*Description of the task*.
From the listing below, count the lines where the string "Распределение" occurs. Give the number, with no other words.

Records from a dataset:
——

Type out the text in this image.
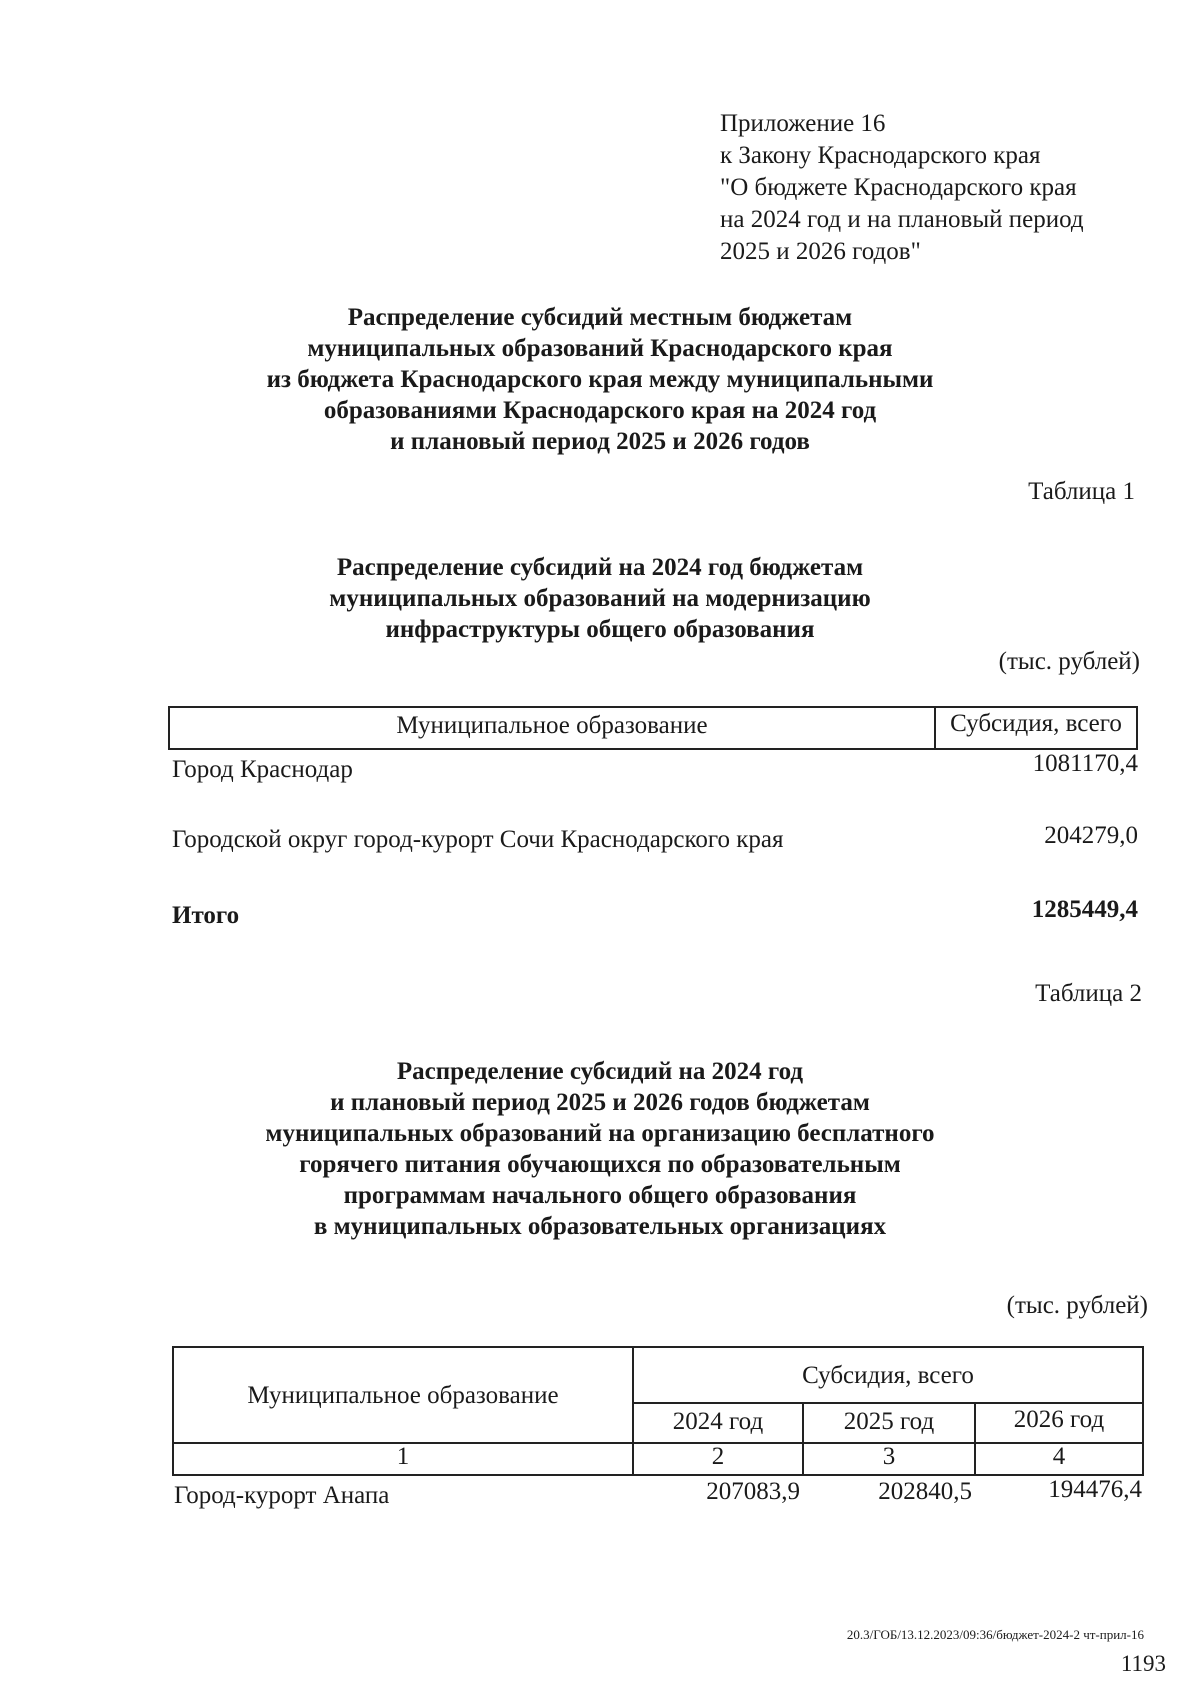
Приложение 16
к Закону Краснодарского края
"О бюджете Краснодарского края
на 2024 год и на плановый период
2025 и 2026 годов"
Распределение субсидий местным бюджетам
муниципальных образований Краснодарского края
из бюджета Краснодарского края между муниципальными
образованиями Краснодарского края на 2024 год
и плановый период 2025 и 2026 годов
Таблица 1
Распределение субсидий на 2024 год бюджетам
муниципальных образований на модернизацию
инфраструктуры общего образования
(тыс. рублей)
Муниципальное образование	Субсидия, всего
Город Краснодар	1081170,4
Городской округ город-курорт Сочи Краснодарского края	204279,0
Итого	1285449,4
Таблица 2
Распределение субсидий на 2024 год
и плановый период 2025 и 2026 годов бюджетам
муниципальных образований на организацию бесплатного
горячего питания обучающихся по образовательным
программам начального общего образования
в муниципальных образовательных организациях
(тыс. рублей)
Муниципальное образование
Субсидия, всего
2024 год	2025 год	2026 год
1	2	3	4
Город-курорт Анапа	207083,9	202840,5	194476,4
20.3/ГОБ/13.12.2023/09:36/бюджет-2024-2 чт-прил-16
1193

——

*Response*.
3